Element boundary records:
───

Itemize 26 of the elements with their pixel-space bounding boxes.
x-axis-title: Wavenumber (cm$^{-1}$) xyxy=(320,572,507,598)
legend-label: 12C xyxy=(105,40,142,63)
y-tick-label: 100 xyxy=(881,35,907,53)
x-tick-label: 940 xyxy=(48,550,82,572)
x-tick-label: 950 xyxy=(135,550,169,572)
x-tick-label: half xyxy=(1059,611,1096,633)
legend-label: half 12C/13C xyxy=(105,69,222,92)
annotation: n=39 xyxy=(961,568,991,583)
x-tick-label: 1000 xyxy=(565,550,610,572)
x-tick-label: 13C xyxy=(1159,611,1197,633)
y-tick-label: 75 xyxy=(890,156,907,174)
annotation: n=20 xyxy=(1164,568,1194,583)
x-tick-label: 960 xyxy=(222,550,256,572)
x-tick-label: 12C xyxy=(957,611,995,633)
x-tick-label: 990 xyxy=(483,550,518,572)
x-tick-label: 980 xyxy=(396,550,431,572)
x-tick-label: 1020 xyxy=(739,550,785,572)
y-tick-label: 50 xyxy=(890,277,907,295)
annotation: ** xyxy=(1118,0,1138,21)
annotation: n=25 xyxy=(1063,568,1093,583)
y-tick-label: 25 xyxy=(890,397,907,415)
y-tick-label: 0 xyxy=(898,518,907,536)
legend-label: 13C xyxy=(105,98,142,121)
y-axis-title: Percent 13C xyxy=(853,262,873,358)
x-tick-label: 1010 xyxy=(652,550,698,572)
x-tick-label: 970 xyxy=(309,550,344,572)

───

Reproduce every line of the material above, character for character and with nothing changed.

_Solution for this exercise_.
Itemize 26 of the elements with their pixel-space bounding boxes.
x-axis-title: Wavenumber (cm$^{-1}$) xyxy=(320,572,507,598)
legend-label: 12C xyxy=(105,40,142,63)
y-tick-label: 100 xyxy=(881,35,907,53)
x-tick-label: 940 xyxy=(48,550,82,572)
x-tick-label: 950 xyxy=(135,550,169,572)
x-tick-label: half xyxy=(1059,611,1096,633)
legend-label: half 12C/13C xyxy=(105,69,222,92)
annotation: n=39 xyxy=(961,568,991,583)
x-tick-label: 1000 xyxy=(565,550,610,572)
x-tick-label: 13C xyxy=(1159,611,1197,633)
y-tick-label: 75 xyxy=(890,156,907,174)
annotation: n=20 xyxy=(1164,568,1194,583)
x-tick-label: 960 xyxy=(222,550,256,572)
x-tick-label: 12C xyxy=(957,611,995,633)
x-tick-label: 990 xyxy=(483,550,518,572)
x-tick-label: 980 xyxy=(396,550,431,572)
x-tick-label: 1020 xyxy=(739,550,785,572)
y-tick-label: 50 xyxy=(890,277,907,295)
annotation: ** xyxy=(1118,0,1138,21)
annotation: n=25 xyxy=(1063,568,1093,583)
y-tick-label: 25 xyxy=(890,397,907,415)
y-tick-label: 0 xyxy=(898,518,907,536)
legend-label: 13C xyxy=(105,98,142,121)
y-axis-title: Percent 13C xyxy=(853,262,873,358)
x-tick-label: 1010 xyxy=(652,550,698,572)
x-tick-label: 970 xyxy=(309,550,344,572)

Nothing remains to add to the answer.